* [SUPPLIED MATERIAL]:
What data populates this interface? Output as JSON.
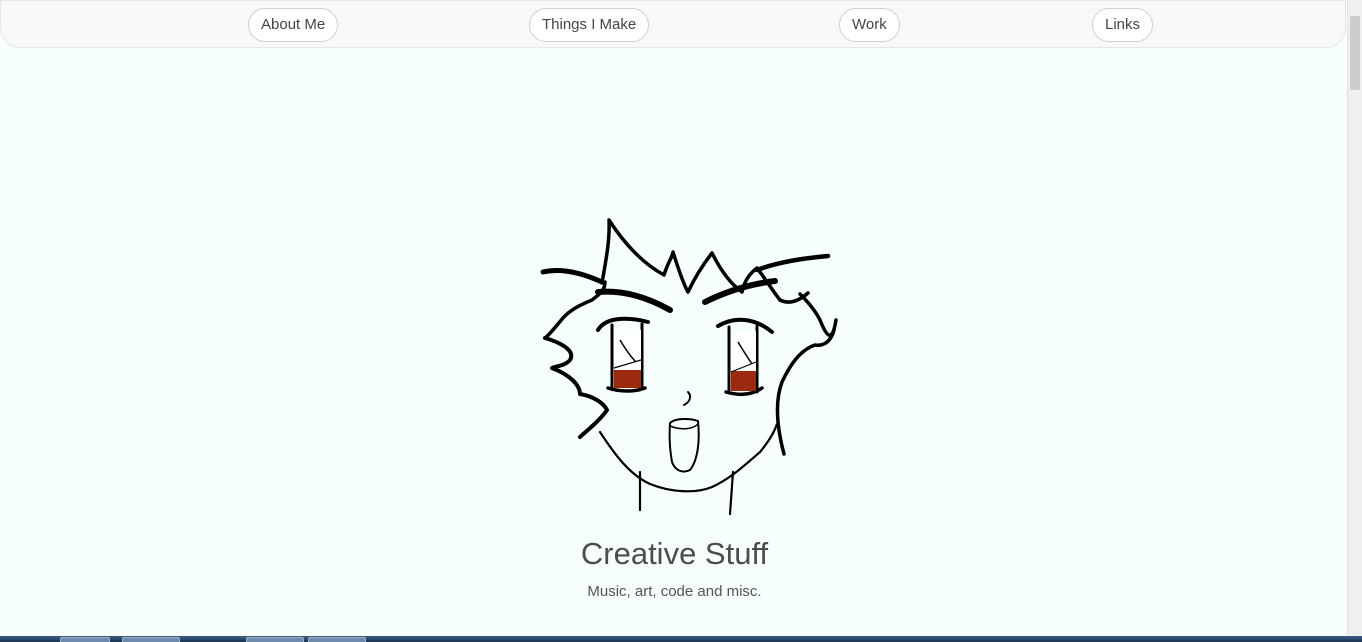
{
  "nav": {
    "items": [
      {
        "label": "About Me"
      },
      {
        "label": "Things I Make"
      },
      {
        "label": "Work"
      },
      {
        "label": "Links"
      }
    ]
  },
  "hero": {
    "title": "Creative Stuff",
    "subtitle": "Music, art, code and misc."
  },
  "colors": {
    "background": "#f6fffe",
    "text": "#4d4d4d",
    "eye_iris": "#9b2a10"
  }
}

* [YOUR GOAL]:
Read the lines above. Gather those in which the string "label" is found.

* [RESPONSE TO THIS EXERCISE]:
        "label": "About Me"
        "label": "Things I Make"
        "label": "Work"
        "label": "Links"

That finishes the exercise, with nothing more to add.